**Passage**:
———
CSC151.02, Class 20: Numeric Recursion

Admin:
* Reminder about Thursday evening talk (7pm) "Feminism and Science Ed"
* Exams due tonight!
  * Don't cheat.  Reflect on what cheating is.  Sign the statement after you're sure you haven't cheated.
  * Do we need to cite stuff from class?  No.
  * Number and name your pages in any convenient way (by hand, with your text editing program, with a rubber stamp ...)
  * How do we show partial work?  Usually, you write some Scheme code and include your comments and what you were thinking as Scheme comments.

Overview:
* Really quick discussion of numeric recursion
* Lab

Basic ideas of recursion, revisited yet again
* Take a big problem, breaking it down into a smaller problem, solving the smaller problem, and relating that solution to the solution of the bigger problem.
* Defining a procedure in terms of itself.
  * The call to "itself" must involve a "smaller" argument.
* It's easy to make lists smaller: take the cdr.
* What else can we make smaller and eventually reach a stopping point?
  * Natural numbers (non-negative integers)
* To make smaller: subtract 1
* Stop when: you've reached 1 or 0.

E.g., factorial

0! = 1
n! = n * (n-1)! for all n > 0

(define factorial
  (lambda (n)
    (if (= n 0)
        1
        (* n (factorial (- n 1))))))

Start the lab.  Be prepared to give me the general form of a recursive procedure over the natural numbers.
———
Layout annotation data

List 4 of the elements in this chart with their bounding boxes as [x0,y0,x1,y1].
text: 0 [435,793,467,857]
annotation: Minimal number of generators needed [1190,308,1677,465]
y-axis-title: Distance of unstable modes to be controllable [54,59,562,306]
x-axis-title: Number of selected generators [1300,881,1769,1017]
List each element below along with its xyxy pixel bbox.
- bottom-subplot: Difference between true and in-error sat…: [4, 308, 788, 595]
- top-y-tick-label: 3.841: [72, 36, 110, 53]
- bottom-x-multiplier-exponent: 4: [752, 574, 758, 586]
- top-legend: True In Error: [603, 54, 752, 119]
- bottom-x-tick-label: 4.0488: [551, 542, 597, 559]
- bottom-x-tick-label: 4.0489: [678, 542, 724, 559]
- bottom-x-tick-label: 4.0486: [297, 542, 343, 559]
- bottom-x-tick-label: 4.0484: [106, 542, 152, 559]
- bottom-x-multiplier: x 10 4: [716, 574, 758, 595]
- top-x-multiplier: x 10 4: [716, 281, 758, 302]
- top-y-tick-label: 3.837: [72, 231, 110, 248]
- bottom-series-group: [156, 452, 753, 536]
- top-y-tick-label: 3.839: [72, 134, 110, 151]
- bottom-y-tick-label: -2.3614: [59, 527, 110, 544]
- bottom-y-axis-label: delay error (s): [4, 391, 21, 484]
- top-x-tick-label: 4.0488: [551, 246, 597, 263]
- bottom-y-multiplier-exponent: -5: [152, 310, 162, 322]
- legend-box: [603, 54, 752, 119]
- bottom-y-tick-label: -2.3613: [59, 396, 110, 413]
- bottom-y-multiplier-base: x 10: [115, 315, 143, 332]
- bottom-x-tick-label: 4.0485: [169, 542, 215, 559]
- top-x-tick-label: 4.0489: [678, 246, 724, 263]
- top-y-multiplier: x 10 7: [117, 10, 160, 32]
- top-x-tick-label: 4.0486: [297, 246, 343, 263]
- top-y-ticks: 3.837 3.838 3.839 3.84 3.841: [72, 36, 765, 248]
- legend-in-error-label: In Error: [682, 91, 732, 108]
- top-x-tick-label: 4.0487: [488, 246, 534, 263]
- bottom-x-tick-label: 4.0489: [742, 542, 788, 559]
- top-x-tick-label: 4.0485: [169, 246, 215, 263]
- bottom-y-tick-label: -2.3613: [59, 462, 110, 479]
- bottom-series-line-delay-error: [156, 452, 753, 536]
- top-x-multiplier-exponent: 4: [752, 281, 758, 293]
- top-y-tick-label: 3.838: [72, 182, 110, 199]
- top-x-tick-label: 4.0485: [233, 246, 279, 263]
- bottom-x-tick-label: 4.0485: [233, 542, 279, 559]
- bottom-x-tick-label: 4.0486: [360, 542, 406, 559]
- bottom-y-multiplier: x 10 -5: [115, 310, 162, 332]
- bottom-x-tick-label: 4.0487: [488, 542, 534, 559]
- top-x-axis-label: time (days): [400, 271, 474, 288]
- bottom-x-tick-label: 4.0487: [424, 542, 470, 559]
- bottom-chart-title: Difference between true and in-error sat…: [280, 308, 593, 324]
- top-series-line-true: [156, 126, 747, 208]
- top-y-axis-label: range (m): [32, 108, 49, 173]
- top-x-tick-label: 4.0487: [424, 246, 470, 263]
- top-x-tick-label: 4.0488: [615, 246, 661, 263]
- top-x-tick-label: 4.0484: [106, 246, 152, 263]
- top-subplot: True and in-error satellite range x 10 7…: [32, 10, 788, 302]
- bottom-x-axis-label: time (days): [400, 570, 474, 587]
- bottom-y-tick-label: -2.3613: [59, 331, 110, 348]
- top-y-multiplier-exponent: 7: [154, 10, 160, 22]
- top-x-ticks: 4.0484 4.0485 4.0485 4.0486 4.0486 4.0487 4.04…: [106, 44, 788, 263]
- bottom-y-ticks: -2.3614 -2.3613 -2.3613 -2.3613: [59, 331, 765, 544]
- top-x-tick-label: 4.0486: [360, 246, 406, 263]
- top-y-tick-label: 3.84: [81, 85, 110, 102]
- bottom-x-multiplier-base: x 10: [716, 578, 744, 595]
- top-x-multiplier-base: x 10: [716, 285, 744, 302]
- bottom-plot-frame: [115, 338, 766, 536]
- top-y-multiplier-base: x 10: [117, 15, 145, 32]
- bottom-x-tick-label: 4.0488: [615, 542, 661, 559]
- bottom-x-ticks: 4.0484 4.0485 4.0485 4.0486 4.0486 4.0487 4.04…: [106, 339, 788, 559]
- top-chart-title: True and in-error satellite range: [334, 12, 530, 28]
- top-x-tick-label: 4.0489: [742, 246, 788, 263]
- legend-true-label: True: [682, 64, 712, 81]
———
**Problem to work on**:
Write the next part of the numeric recursion class notes, starting right after their final sentence.

**Answer to this task**:
Reflections: 
* Some people prefer (zero? n) to (= n 0)
* Some people prefer (<= n 0) to (= n 0)
* Why is iota so painful to write?
  * You stop with n-1 rather than n
  * You need to put the stuff at the end rather than the beginning

/Approximate ways to write iota/
* Using snoc
	(define iota-0
	  (lambda (n)
	    (if (zero? n)
	        null
	        (snoc (- n 1) (iota (- n 1))))))
* In terms of another procedure
	(define iota-1
	  (lambda (n)
	    (if (= n 0)
	        null
	        (reverse (count-down (- n 1))))))
* By using a helper that keeps track of the current value
	(define iota-2
	  (lambda (n)
	    (iota-2-helper (0 n))))
	(define iota-2-helper
	  (lambda (current n)
	    (if (= current n)
	        null
	        (cons current (iota-2-helper (+ current 1) n)))))
* By using a helper that keeps track of the values accumulated so far
	(define iota-3
	  (lambda (n)
	    (iota-2-helper null n)))
	(define iota-3-helper
	  (lambda (partial-list n)
	    (if (zero? n)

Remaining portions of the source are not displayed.